[Recorded data]
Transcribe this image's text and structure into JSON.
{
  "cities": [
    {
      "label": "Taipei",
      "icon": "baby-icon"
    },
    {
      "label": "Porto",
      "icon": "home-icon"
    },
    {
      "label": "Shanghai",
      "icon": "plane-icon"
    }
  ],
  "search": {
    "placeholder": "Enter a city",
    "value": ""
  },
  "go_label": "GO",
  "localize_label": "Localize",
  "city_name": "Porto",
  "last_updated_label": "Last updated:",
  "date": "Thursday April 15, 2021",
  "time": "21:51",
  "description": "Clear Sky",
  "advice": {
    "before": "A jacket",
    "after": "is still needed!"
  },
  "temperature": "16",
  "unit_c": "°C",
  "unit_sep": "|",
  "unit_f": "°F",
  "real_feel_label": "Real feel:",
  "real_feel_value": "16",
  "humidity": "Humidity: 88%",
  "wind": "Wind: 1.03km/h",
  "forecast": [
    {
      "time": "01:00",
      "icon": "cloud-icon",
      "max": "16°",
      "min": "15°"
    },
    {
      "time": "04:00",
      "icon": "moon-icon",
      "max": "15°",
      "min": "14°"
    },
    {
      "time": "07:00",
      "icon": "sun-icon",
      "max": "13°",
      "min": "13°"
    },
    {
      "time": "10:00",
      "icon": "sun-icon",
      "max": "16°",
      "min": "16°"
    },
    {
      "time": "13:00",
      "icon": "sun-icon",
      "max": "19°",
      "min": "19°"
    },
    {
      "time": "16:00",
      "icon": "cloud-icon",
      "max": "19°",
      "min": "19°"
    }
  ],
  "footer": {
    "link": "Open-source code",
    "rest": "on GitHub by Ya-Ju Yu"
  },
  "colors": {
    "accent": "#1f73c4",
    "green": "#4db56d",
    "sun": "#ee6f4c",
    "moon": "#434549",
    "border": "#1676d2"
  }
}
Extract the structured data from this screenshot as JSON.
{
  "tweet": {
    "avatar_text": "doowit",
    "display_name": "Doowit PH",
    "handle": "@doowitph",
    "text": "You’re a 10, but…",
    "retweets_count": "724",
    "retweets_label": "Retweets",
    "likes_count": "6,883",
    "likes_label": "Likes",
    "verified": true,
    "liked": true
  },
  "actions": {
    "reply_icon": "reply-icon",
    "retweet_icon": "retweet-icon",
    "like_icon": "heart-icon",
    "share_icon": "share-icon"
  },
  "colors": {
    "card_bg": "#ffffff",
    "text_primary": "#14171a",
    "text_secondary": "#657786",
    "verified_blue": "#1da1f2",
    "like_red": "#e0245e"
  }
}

• _AIM OF THE EXERCISE_
Print out all the entries precisely as written.

• _ANSWER IN FULL_
Transcribe this image's text and structure into JSON.
{
  "cities": [
    {
      "label": "Taipei",
      "icon": "baby-icon"
    },
    {
      "label": "Porto",
      "icon": "home-icon"
    },
    {
      "label": "Shanghai",
      "icon": "plane-icon"
    }
  ],
  "search": {
    "placeholder": "Enter a city",
    "value": ""
  },
  "go_label": "GO",
  "localize_label": "Localize",
  "city_name": "Porto",
  "last_updated_label": "Last updated:",
  "date": "Thursday April 15, 2021",
  "time": "21:51",
  "description": "Clear Sky",
  "advice": {
    "before": "A jacket",
    "after": "is still needed!"
  },
  "temperature": "16",
  "unit_c": "°C",
  "unit_sep": "|",
  "unit_f": "°F",
  "real_feel_label": "Real feel:",
  "real_feel_value": "16",
  "humidity": "Humidity: 88%",
  "wind": "Wind: 1.03km/h",
  "forecast": [
    {
      "time": "01:00",
      "icon": "cloud-icon",
      "max": "16°",
      "min": "15°"
    },
    {
      "time": "04:00",
      "icon": "moon-icon",
      "max": "15°",
      "min": "14°"
    },
    {
      "time": "07:00",
      "icon": "sun-icon",
      "max": "13°",
      "min": "13°"
    },
    {
      "time": "10:00",
      "icon": "sun-icon",
      "max": "16°",
      "min": "16°"
    },
    {
      "time": "13:00",
      "icon": "sun-icon",
      "max": "19°",
      "min": "19°"
    },
    {
      "time": "16:00",
      "icon": "cloud-icon",
      "max": "19°",
      "min": "19°"
    }
  ],
  "footer": {
    "link": "Open-source code",
    "rest": "on GitHub by Ya-Ju Yu"
  },
  "colors": {
    "accent": "#1f73c4",
    "green": "#4db56d",
    "sun": "#ee6f4c",
    "moon": "#434549",
    "border": "#1676d2"
  }
}
Extract the structured data from this screenshot as JSON.
{
  "tweet": {
    "avatar_text": "doowit",
    "display_name": "Doowit PH",
    "handle": "@doowitph",
    "text": "You’re a 10, but…",
    "retweets_count": "724",
    "retweets_label": "Retweets",
    "likes_count": "6,883",
    "likes_label": "Likes",
    "verified": true,
    "liked": true
  },
  "actions": {
    "reply_icon": "reply-icon",
    "retweet_icon": "retweet-icon",
    "like_icon": "heart-icon",
    "share_icon": "share-icon"
  },
  "colors": {
    "card_bg": "#ffffff",
    "text_primary": "#14171a",
    "text_secondary": "#657786",
    "verified_blue": "#1da1f2",
    "like_red": "#e0245e"
  }
}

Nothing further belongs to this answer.